§ Détails de l'exercice: Reproduisez fidèlement le passage de l'entretien avec Jean-Pierre Siutat, depuis « B-Rise : Je » jusqu'à « cette génération ? » inclus.

ITW Jean-Pierre Siutat – Partie 2 : « On a des générations EDF qui sont « extra extraordinaires »
Suite aujourd’hui de l’entretien mené avec Jean-Pierre Siutat au sein de son bureau à la FFBB. Le natif de Cahors nous fait partager entre autres ses bons souvenirs de la balle orange et des différents générations qui se succèdent sous le maillot tricolore. Deuxième partie.
B-Rise : Je vais passer désormais à plusieurs souvenirs qui ont marqué le basket français. Il y a la médaille d’argent aux JO de Sydney en 2000. Sur cette photo (voir ci-dessous), on vous voit tout à droite. Quel souvenir vous gardez de cette médaille avec cette génération ?
Jean-Pierre Siutat : Aller aux Jeux Olympiques était je pense une récompense du travail bien fait. C’était mes premiers jeux. J’avais bossé comme une brute pour réaliser l’Euro 99. Ensuite, c’est super de vivre de l’intérieur les Jeux avec les deux équipes de France, hommes et femmes, de découvrir le haut niveau de cette manière. Ce n’était pas mon monde ce basket masculin. Moi, c’était plus le basket féminin. J’avais pris beaucoup de plaisir. J’ai gardé de très bons contacts avec tous ces joueurs français de 2000. J’en revois les 3/4 assez souvent.

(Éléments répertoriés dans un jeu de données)
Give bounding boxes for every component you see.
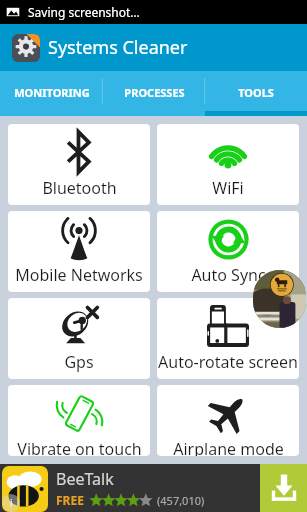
button[interactable]: BeeTalk icon [2,466,48,512]
button[interactable]: Airplane mode [157,385,299,456]
staticText: Vibrate on touch [17,438,142,456]
staticText: Systems Cleaner [48,35,188,60]
button[interactable]: Auto-rotate screen [157,298,299,379]
staticText: TOOLS [238,85,274,100]
button[interactable]: App icon [12,34,40,62]
staticText: Auto Sync [191,264,266,286]
staticText: Airplane mode [173,438,284,456]
staticText: FREE [56,492,84,508]
staticText: MONITORING [14,85,90,100]
staticText: Saving screenshot… [28,4,140,20]
button[interactable]: TOOLS [205,71,307,116]
button[interactable]: WiFi [157,124,299,205]
staticText: Mobile Networks [15,264,143,286]
button[interactable]: Download [260,464,307,512]
button[interactable]: PROCESSES [103,71,205,116]
button[interactable]: Gps [8,298,150,379]
staticText: (457,010) [157,493,205,508]
staticText: i [10,496,13,510]
button[interactable]: Vibrate on touch [8,385,150,456]
staticText: Auto-rotate screen [158,351,298,373]
staticText: PROCESSES [124,85,185,100]
button[interactable]: Bluetooth [8,124,150,205]
staticText: Gps [64,351,94,373]
staticText: Bluetooth [42,177,117,199]
staticText: WiFi [212,177,244,199]
button[interactable]: Chat bubble [253,270,306,328]
staticText: BeeTalk [56,468,114,490]
button[interactable]: Mobile Networks [8,211,150,292]
button[interactable]: MONITORING [0,71,103,116]
button[interactable]: Auto Sync [157,211,299,292]
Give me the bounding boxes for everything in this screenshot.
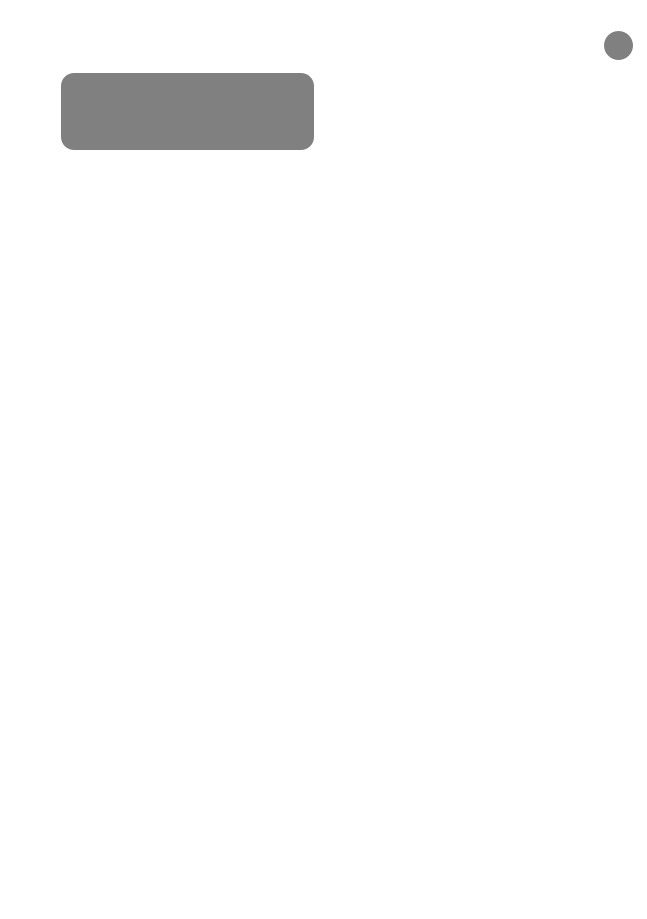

§ Réponse ci-dessous:
B-Rise : Je vais passer désormais à plusieurs souvenirs qui ont marqué le basket français. Il y a la médaille d’argent aux JO de Sydney en 2000. Sur cette photo (voir ci-dessous), on vous voit tout à droite. Quel souvenir vous gardez de cette médaille avec cette génération ?